Search the listing for the string "bist" and copy every line that contains it.

#### Data to process ####

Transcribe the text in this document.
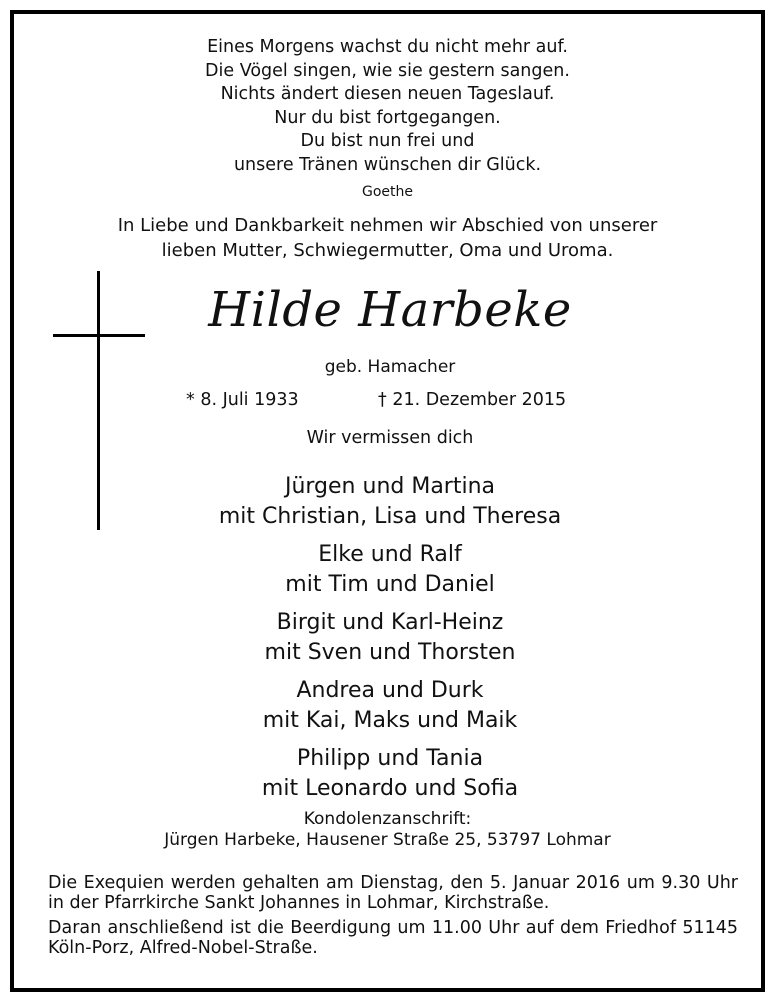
Eines Morgens wachst du nicht mehr auf.
Die Vögel singen, wie sie gestern sangen.
Nichts ändert diesen neuen Tageslauf.
Nur du bist fortgegangen.
Du bist nun frei und
unsere Tränen wünschen dir Glück.
Goethe
In Liebe und Dankbarkeit nehmen wir Abschied von unserer
lieben Mutter, Schwiegermutter, Oma und Uroma.
Hilde Harbeke
geb. Hamacher
* 8. Juli 1933	† 21. Dezember 2015
Wir vermissen dich
Jürgen und Martina
mit Christian, Lisa und Theresa
Elke und Ralf
mit Tim und Daniel
Birgit und Karl-Heinz
mit Sven und Thorsten
Andrea und Durk
mit Kai, Maks und Maik
Philipp und Tania
mit Leonardo und Sofia
Kondolenzanschrift:
Jürgen Harbeke, Hausener Straße 25, 53797 Lohmar
Die Exequien werden gehalten am Dienstag, den 5. Januar 2016 um 9.30 Uhr in der Pfarrkirche Sankt Johannes in Lohmar, Kirchstraße.
Daran anschließend ist die Beerdigung um 11.00 Uhr auf dem Friedhof 51145 Köln-Porz, Alfred-Nobel-Straße.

####

## [Solution for this task]
Nur du bist fortgegangen.
Du bist nun frei und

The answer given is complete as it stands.